Only the lines from the one containing "Transcribe the text in this document." through the final line of the material below should be output, exactly as they stand.

** Start of DATA SUPPLIED **

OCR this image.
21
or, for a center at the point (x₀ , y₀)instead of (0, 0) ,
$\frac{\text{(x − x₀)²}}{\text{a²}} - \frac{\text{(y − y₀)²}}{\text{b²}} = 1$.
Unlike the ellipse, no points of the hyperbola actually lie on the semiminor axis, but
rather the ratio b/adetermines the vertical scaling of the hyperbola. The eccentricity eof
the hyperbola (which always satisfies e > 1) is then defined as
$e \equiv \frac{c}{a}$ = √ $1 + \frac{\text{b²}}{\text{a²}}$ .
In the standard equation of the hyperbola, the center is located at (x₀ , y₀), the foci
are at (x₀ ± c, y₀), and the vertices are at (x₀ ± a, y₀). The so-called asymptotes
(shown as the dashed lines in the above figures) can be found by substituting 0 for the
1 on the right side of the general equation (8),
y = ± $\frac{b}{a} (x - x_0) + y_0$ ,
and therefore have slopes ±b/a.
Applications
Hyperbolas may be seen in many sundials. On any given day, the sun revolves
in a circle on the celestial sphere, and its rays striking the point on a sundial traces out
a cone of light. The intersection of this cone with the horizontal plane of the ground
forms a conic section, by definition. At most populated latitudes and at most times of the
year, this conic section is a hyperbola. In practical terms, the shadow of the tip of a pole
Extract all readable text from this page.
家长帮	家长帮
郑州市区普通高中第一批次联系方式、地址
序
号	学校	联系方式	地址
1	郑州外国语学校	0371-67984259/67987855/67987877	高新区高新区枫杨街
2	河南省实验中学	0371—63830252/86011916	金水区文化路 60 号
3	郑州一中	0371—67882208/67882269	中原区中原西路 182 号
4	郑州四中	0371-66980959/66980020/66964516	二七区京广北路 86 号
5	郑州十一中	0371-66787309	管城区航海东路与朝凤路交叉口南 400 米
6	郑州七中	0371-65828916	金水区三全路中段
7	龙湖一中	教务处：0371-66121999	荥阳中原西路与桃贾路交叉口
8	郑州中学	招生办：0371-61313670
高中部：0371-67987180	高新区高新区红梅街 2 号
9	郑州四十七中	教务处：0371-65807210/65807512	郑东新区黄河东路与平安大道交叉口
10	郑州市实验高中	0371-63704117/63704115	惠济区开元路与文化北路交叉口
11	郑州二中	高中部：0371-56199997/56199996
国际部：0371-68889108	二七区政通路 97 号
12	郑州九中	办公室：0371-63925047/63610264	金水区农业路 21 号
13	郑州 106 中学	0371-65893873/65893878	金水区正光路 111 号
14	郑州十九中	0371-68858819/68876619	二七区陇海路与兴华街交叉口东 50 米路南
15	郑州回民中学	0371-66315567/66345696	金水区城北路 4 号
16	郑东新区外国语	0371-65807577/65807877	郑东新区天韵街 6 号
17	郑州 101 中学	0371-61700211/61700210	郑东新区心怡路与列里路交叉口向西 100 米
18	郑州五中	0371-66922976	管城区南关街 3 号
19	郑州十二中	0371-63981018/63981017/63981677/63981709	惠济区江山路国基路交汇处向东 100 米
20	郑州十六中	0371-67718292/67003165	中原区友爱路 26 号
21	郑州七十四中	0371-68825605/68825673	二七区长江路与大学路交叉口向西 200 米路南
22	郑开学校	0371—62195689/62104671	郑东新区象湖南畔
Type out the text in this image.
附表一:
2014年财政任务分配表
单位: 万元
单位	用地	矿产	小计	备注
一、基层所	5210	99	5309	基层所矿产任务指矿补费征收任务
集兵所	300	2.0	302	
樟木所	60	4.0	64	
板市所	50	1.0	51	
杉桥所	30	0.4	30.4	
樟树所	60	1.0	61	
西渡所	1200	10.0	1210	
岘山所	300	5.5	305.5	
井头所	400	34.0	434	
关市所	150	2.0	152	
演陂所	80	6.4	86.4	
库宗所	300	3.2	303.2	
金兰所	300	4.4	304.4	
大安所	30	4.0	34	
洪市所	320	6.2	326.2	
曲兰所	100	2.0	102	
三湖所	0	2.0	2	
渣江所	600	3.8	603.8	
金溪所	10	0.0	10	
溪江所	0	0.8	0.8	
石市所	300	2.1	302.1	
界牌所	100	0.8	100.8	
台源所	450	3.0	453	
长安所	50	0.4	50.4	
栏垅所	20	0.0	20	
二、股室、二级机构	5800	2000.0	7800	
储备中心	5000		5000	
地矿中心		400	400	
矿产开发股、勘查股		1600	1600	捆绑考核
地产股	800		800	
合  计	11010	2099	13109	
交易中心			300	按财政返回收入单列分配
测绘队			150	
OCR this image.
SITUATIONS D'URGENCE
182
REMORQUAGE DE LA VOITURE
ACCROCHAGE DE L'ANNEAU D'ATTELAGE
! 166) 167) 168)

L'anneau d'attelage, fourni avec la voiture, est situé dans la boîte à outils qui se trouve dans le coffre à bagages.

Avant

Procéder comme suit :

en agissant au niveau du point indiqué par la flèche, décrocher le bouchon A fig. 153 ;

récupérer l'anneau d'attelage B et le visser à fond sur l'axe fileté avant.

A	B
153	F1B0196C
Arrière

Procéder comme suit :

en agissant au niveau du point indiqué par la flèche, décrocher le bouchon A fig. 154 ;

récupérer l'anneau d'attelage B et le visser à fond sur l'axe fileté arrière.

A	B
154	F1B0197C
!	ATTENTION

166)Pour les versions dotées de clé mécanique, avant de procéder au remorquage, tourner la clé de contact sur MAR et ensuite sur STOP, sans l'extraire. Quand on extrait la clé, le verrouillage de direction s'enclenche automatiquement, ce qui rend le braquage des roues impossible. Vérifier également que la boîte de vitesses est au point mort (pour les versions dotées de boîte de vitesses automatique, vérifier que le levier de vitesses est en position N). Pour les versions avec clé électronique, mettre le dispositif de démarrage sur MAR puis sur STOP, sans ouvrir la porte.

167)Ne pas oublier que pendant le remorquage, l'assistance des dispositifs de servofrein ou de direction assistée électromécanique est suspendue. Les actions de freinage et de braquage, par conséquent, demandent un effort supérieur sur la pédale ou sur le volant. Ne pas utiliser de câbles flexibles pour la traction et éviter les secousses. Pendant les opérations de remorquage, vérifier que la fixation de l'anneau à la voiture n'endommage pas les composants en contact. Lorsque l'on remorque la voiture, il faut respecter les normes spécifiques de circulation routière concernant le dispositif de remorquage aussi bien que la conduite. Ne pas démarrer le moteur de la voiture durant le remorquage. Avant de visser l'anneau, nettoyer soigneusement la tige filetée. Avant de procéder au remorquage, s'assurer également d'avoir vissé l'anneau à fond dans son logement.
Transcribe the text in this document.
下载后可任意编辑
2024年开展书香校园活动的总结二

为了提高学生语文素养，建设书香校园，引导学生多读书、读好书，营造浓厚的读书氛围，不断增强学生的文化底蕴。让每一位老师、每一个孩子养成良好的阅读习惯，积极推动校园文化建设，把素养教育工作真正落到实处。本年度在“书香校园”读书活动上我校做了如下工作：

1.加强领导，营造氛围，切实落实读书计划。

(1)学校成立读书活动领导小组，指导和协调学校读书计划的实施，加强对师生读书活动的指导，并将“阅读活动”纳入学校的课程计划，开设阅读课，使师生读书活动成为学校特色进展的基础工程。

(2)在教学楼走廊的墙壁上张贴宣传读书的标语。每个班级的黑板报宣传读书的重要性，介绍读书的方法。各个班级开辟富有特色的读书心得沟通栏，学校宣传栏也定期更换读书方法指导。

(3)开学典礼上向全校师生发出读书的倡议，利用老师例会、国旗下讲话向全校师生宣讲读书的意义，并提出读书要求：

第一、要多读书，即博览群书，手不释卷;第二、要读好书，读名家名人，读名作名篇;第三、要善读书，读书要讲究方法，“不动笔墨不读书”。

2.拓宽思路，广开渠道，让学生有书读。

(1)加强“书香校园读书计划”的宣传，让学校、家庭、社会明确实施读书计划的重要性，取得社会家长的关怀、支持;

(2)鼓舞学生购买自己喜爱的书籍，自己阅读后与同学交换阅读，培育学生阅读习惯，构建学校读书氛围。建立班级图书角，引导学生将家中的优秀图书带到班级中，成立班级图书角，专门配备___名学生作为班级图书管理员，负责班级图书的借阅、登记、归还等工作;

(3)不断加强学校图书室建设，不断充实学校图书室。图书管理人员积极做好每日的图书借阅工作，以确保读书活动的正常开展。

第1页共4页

** End of DATA SUPPLIED **

§ **EXERCISE OUTPUT**:
Transcribe the text in this document.
下载后可任意编辑
2024年开展书香校园活动的总结二

为了提高学生语文素养，建设书香校园，引导学生多读书、读好书，营造浓厚的读书氛围，不断增强学生的文化底蕴。让每一位老师、每一个孩子养成良好的阅读习惯，积极推动校园文化建设，把素养教育工作真正落到实处。本年度在“书香校园”读书活动上我校做了如下工作：

1.加强领导，营造氛围，切实落实读书计划。

(1)学校成立读书活动领导小组，指导和协调学校读书计划的实施，加强对师生读书活动的指导，并将“阅读活动”纳入学校的课程计划，开设阅读课，使师生读书活动成为学校特色进展的基础工程。

(2)在教学楼走廊的墙壁上张贴宣传读书的标语。每个班级的黑板报宣传读书的重要性，介绍读书的方法。各个班级开辟富有特色的读书心得沟通栏，学校宣传栏也定期更换读书方法指导。

(3)开学典礼上向全校师生发出读书的倡议，利用老师例会、国旗下讲话向全校师生宣讲读书的意义，并提出读书要求：

第一、要多读书，即博览群书，手不释卷;第二、要读好书，读名家名人，读名作名篇;第三、要善读书，读书要讲究方法，“不动笔墨不读书”。

2.拓宽思路，广开渠道，让学生有书读。

(1)加强“书香校园读书计划”的宣传，让学校、家庭、社会明确实施读书计划的重要性，取得社会家长的关怀、支持;

(2)鼓舞学生购买自己喜爱的书籍，自己阅读后与同学交换阅读，培育学生阅读习惯，构建学校读书氛围。建立班级图书角，引导学生将家中的优秀图书带到班级中，成立班级图书角，专门配备___名学生作为班级图书管理员，负责班级图书的借阅、登记、归还等工作;

(3)不断加强学校图书室建设，不断充实学校图书室。图书管理人员积极做好每日的图书借阅工作，以确保读书活动的正常开展。

第1页共4页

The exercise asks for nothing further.